Vista aérea de un complejo industrial portuario ubicado junto a un río, con silos de almacenamiento, edificios de procesamiento y un buque amarrado en el muelle de carga.

Molinos Agro y ACA invertirán en Timbúes

Molinos Agro y ACA invertirán US$ 500 millones en un nuevo complejo que consolida su estrategia de crecimiento en el Gran Rosario, posicionándose en el pujante polo portuario de Timbúes.

Las empresas confirmaron la semana pasada una asociación estratégica para construir una planta de crushing de soja en Timbúes, con una capacidad de procesamiento de 15.000 toneladas diarias y un plazo de ejecución estimado en tres años.

El proyecto, controlado en un 65% por Molinos Agro, se desarrollará sobre terrenos de ACA y aprovechará la infraestructura portuaria y ferroviaria que la cooperativa opera en este polo desde 2020.

La sociedad entre Molinos Agro y ACA marca un cambio de paradigma en este tipo de inversiones por parte de las agroexportadoras sobre el río Paraná. En lugar de construir una nueva terminal portuaria, Molinos Agro optó por generar sinergias con otro grupo local, incorporando nueva capacidad de molienda sobre un puerto ya operativo de ACA.

La Terminal Puerto Timbúes de ACA demandó una inversión inicial de US$ 150 millones y cuenta con capacidad de almacenamiento para 200.000 toneladas, además de una capacidad de embarque cercana a las 3.000 toneladas por hora, con excelentes condiciones de acceso y un calado apto para buques Panamax. El predio también dispone de acceso ferroviario mediante el ramal F25 del Belgrano Cargas, conectado con el norte y centro del país a través del empalme La Ribera. A esta fortaleza logística se suma la licitación en curso para la privatización de este ferrocarril, que presenta un amplio potencial de crecimiento si se concretan las inversiones previstas.

◆ ◆ ◆ ◆ ◆

__CONSIGNA A__:
Responda, con base en la nota sobre la inversión en Timbúes:
(i) ¿Qué capacidad diaria de procesamiento tendrá la planta de crushing de soja?
(ii) ¿Qué porcentaje del proyecto controla Molinos Agro?
(iii) ¿Mediante qué ramal ferroviario tiene acceso el predio?
__CONSIGNA B__:
Redacte una continuación de la nota sobre la inversión en Timbúes que comience después de su última oración.
El material adjunto no hace falta para resolver ninguna consigna.

◆ ◆ ◆ ◆ ◆

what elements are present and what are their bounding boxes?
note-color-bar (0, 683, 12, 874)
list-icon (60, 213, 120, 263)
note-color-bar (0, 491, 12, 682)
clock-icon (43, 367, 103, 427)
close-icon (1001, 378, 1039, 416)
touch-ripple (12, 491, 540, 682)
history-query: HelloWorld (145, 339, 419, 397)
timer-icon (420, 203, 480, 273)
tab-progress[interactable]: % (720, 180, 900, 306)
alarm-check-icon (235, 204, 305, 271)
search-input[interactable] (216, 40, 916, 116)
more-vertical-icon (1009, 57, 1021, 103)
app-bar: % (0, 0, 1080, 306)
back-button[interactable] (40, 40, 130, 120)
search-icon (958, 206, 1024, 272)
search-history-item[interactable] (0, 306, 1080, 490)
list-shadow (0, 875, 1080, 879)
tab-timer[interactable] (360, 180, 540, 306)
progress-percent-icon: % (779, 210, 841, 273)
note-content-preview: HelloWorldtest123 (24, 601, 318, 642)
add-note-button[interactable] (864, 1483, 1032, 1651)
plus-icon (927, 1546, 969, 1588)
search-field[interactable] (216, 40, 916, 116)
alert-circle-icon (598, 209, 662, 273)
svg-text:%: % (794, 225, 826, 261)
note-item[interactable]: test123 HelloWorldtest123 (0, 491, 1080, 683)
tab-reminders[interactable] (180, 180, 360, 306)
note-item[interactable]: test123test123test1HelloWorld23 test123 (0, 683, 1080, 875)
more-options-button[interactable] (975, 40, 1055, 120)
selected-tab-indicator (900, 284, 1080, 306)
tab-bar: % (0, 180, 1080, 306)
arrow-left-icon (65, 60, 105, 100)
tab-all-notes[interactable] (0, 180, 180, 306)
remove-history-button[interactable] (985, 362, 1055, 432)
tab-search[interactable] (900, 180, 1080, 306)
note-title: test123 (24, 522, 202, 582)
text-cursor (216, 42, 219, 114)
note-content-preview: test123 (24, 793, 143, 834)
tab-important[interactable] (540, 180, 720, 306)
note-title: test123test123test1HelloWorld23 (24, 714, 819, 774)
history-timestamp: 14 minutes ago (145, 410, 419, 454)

◆ ◆ ◆ ◆ ◆

__RESPUESTA A__:
(i) 15.000 toneladas diarias.
(ii) El 65%.
(iii) El ramal F25 del Belgrano Cargas.

__RESPUESTA B__:
El aprovechamiento de infraestructura ya existente explica por qué el capex de la planta anunciada será inferior al de otro proyecto portuario que Molinos Agro había obtenido previamente autorización preliminar para desarrollar en la zona, cuya inversión estimada ascendía a US$ 800 millones.

Timbúes se ha transformado en el nuevo polo de desarrollo del complejo agroexportador gracias a las ventajas que ofrece su frente ribereño para la radicación de puertos, su distancia respecto de las áreas urbanas —favorecida por la barrera natural que representa el río Carcarañá— y las mejoras en ejecución sobre uno de sus principales puntos débiles: los accesos para el transporte de cargas. En este sentido, la provincia avanza con obras que permitirán integrar las principales rutas nacionales que convergen en el Gran Rosario. A futuro, si los procesos de privatización avanzan con éxito, se sumarán mejoras en la profundidad de la Hidrovía, la modernización del sistema ferroviario y la implementación de un esquema de peajes destinado a financiar el mantenimiento de las principales rutas y accesos a los puertos.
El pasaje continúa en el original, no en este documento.